- _Task to complete_:
Gather up every line that includes the string "been".

- _Material for this task_:

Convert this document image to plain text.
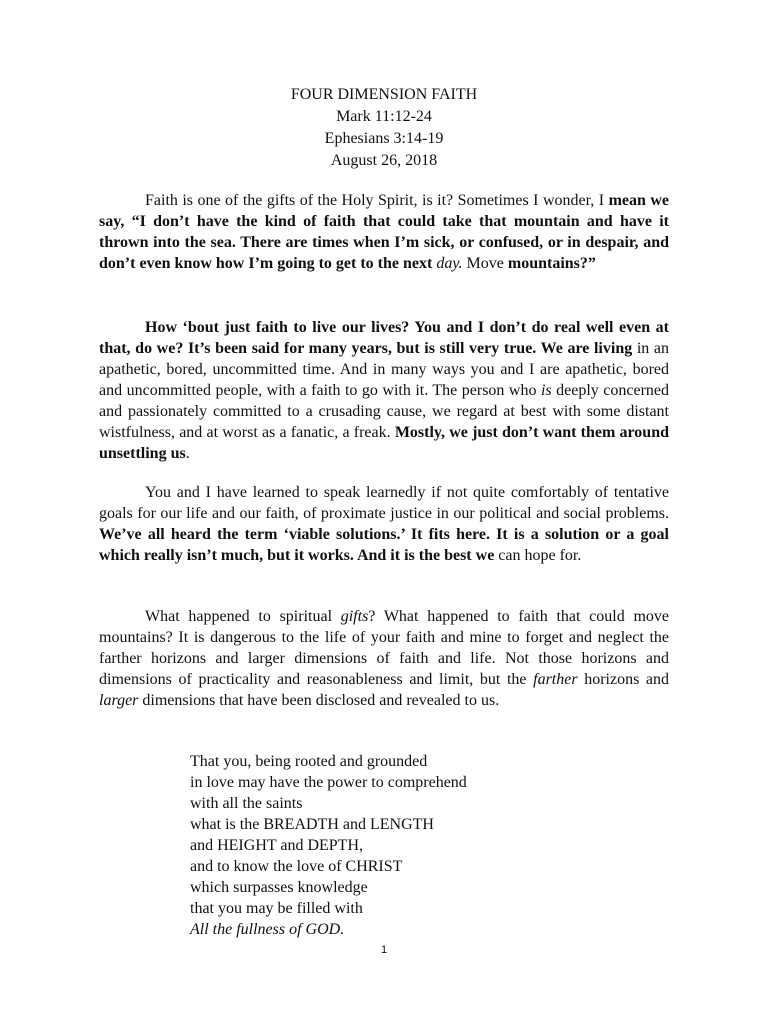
FOUR DIMENSION FAITH
Mark 11:12-24
Ephesians 3:14-19
August 26, 2018

Faith is one of the gifts of the Holy Spirit, is it? Sometimes I wonder, I mean we say, “I don’t have the kind of faith that could take that mountain and have it thrown into the sea. There are times when I’m sick, or confused, or in despair, and don’t even know how I’m going to get to the next day. Move mountains?”

How ‘bout just faith to live our lives? You and I don’t do real well even at that, do we? It’s been said for many years, but is still very true. We are living in an apathetic, bored, uncommitted time. And in many ways you and I are apathetic, bored and uncommitted people, with a faith to go with it. The person who is deeply concerned and passionately committed to a crusading cause, we regard at best with some distant wistfulness, and at worst as a fanatic, a freak. Mostly, we just don’t want them around unsettling us.

You and I have learned to speak learnedly if not quite comfortably of tentative goals for our life and our faith, of proximate justice in our political and social problems. We’ve all heard the term ‘viable solutions.’ It fits here. It is a solution or a goal which really isn’t much, but it works. And it is the best we can hope for.

What happened to spiritual gifts? What happened to faith that could move mountains? It is dangerous to the life of your faith and mine to forget and neglect the farther horizons and larger dimensions of faith and life. Not those horizons and dimensions of practicality and reasonableness and limit, but the farther horizons and larger dimensions that have been disclosed and revealed to us.

That you, being rooted and grounded
in love may have the power to comprehend
with all the saints
what is the BREADTH and LENGTH
and HEIGHT and DEPTH,
and to know the love of CHRIST
which surpasses knowledge
that you may be filled with
All the fullness of GOD.
1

- _Full solution_:
How ‘bout just faith to live our lives? You and I don’t do real well even at that, do we? It’s been said for many years, but is still very true. We are living in an apathetic, bored, uncommitted time. And in many ways you and I are apathetic, bored and uncommitted people, with a faith to go with it. The person who is deeply concerned and passionately committed to a crusading cause, we regard at best with some distant wistfulness, and at worst as a fanatic, a freak. Mostly, we just don’t want them around unsettling us.
What happened to spiritual gifts? What happened to faith that could move mountains? It is dangerous to the life of your faith and mine to forget and neglect the farther horizons and larger dimensions of faith and life. Not those horizons and dimensions of practicality and reasonableness and limit, but the farther horizons and larger dimensions that have been disclosed and revealed to us.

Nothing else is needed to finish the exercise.